_What you need to do_: Locate the word "name" in the entries below, then gather every line that holds it.

_Records_:
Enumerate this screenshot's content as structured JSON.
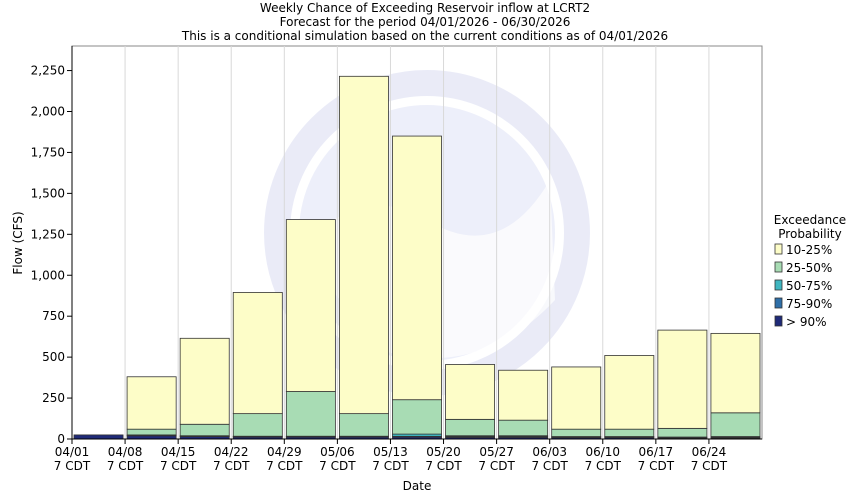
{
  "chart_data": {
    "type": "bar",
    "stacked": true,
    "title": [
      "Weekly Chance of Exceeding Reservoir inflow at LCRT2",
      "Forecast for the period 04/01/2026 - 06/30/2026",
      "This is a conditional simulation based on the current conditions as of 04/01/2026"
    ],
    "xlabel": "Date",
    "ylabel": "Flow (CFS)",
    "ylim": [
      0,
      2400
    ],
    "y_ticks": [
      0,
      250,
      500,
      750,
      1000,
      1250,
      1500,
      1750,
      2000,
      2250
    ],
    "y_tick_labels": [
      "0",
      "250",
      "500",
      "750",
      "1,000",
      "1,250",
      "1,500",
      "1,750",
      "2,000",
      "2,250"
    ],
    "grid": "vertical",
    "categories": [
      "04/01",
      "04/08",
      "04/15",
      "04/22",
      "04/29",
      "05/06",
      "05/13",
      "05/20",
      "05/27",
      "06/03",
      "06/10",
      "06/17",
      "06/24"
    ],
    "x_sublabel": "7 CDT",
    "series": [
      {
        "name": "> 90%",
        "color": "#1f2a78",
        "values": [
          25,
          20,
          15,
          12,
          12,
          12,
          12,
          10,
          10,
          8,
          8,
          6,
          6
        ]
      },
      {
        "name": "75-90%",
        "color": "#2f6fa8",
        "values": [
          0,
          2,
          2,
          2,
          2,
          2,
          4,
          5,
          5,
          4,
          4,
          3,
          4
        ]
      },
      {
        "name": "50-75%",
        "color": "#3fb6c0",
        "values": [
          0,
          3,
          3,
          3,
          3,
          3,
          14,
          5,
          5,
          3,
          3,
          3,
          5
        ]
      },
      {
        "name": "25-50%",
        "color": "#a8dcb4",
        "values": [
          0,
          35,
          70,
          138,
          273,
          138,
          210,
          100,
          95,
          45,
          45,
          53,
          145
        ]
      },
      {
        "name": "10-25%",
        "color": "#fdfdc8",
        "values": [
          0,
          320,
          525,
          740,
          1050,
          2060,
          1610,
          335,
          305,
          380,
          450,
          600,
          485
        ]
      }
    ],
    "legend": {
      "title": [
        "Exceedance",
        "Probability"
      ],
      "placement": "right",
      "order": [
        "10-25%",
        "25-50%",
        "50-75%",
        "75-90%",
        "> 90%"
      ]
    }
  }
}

_The response_:
        "name": "> 90%",
        "name": "75-90%",
        "name": "50-75%",
        "name": "25-50%",
        "name": "10-25%",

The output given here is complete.